◆ Quoted passage ◆

Karu Diddina Kapuram () is a 1986 Indian Telugu-language comedy film, produced by Ramoji Rao under the Usha Kiran Movies banner and directed by D. V. Narasa Raju. It stars Nutan Prasad, Rajendra Prasad, Rama Prabha and Pavithra, with music composed by Satyam.

Plot
Engineer Raghava Rao (Nutan Prasad) and his wife Indumathi (Rama Prabha) have three daughters who are married. Raghava Rao has the life ambition to buy a car and finally, he succeeds in buying a rebuilt secondhand foreign car which has been damaged in an accident. Shockingly, the car contains the aura of original owner Ram Swamy, who had died in the accident next day after purchase. As his desire on the car is not fulfilled, his aura is left back on the earth which drives the car automatically, makes so many magics and sets right the problems of Raghava Rao. At last, Raghava Rao takes care of Ram Swamy's family, showing his gratitude. Finally, Ram Swamy's aura is completely satisfied, leaves the car and mingles into the universe.

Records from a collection
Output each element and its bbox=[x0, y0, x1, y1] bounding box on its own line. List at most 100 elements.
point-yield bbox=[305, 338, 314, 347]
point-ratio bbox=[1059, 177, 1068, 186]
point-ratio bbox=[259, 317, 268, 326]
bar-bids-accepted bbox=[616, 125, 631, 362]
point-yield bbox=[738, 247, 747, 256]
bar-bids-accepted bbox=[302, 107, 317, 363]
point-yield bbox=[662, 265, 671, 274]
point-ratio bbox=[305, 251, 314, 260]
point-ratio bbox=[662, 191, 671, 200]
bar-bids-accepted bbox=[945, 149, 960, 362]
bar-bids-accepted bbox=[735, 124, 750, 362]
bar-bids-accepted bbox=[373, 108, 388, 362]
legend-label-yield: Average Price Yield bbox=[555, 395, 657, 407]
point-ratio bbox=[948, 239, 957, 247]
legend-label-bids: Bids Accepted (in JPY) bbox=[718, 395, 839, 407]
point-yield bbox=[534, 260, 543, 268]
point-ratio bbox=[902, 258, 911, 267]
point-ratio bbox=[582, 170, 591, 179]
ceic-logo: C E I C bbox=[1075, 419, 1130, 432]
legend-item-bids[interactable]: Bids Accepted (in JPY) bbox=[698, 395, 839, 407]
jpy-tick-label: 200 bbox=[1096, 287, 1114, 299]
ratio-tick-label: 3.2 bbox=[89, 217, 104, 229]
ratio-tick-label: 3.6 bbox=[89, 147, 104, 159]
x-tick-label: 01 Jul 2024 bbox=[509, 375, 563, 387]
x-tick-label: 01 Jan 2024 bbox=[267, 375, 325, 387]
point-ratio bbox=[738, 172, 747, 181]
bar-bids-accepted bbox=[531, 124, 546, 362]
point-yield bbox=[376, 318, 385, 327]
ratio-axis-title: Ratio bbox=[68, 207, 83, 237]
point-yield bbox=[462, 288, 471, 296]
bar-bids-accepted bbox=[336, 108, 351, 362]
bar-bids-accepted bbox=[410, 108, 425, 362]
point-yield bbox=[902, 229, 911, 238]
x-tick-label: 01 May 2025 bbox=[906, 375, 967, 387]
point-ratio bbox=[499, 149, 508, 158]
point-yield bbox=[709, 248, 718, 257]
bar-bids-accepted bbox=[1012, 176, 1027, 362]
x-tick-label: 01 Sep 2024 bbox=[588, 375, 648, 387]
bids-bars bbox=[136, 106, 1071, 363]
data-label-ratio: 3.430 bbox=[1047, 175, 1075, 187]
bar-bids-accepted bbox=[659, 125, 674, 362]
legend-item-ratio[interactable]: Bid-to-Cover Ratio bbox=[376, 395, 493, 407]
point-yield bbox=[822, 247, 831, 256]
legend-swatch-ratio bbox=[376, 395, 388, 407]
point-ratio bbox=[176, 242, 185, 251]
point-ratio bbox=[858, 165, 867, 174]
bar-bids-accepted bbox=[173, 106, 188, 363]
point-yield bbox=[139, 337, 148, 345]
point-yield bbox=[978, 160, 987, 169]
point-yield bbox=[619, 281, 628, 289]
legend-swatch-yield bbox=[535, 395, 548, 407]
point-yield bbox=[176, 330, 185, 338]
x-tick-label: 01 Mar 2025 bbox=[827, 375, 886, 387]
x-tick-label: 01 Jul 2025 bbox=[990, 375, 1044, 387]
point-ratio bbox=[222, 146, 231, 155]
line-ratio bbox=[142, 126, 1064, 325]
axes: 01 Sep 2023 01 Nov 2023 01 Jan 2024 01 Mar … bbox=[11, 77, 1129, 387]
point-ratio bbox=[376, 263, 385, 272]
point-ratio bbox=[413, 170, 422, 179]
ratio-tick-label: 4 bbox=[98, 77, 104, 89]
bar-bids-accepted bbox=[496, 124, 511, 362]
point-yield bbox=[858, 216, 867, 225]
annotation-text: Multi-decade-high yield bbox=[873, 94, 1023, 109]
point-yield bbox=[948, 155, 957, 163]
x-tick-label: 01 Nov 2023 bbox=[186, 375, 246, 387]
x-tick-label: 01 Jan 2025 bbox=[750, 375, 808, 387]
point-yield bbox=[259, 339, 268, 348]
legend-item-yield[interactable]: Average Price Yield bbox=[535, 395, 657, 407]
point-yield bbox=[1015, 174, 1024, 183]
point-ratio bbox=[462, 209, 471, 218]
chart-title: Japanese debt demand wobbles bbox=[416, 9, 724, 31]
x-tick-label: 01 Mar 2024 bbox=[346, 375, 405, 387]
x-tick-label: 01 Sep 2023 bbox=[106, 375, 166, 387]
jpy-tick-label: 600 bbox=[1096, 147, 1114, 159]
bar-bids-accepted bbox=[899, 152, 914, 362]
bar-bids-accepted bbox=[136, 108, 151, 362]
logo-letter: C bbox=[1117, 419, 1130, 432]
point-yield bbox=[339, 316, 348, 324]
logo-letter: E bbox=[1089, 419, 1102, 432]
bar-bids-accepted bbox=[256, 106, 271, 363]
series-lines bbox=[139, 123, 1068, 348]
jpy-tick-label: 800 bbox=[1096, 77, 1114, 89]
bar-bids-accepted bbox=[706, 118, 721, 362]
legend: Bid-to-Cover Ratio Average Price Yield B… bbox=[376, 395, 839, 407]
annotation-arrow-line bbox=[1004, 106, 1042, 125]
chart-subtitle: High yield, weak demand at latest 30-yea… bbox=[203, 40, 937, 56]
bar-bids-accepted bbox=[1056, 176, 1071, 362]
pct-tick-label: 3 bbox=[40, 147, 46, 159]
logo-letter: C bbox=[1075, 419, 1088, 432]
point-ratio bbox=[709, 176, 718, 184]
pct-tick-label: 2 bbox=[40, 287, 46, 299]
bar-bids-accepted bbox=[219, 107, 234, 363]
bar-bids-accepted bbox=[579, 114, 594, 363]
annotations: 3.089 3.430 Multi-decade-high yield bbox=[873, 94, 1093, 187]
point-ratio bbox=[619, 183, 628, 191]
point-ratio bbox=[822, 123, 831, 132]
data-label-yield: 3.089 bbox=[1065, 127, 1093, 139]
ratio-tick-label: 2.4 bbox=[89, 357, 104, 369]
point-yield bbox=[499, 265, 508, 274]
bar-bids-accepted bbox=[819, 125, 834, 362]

◆ Do this ◆
Repeat the passage from the article on Karu Diddina Kapuram, starting with "Karu Diddina Kapuram" and going on through "composed by Satyam.". The material plays no part in this.

◆ Answer to this task ◆
Karu Diddina Kapuram () is a 1986 Indian Telugu-language comedy film, produced by Ramoji Rao under the Usha Kiran Movies banner and directed by D. V. Narasa Raju. It stars Nutan Prasad, Rajendra Prasad, Rama Prabha and Pavithra, with music composed by Satyam.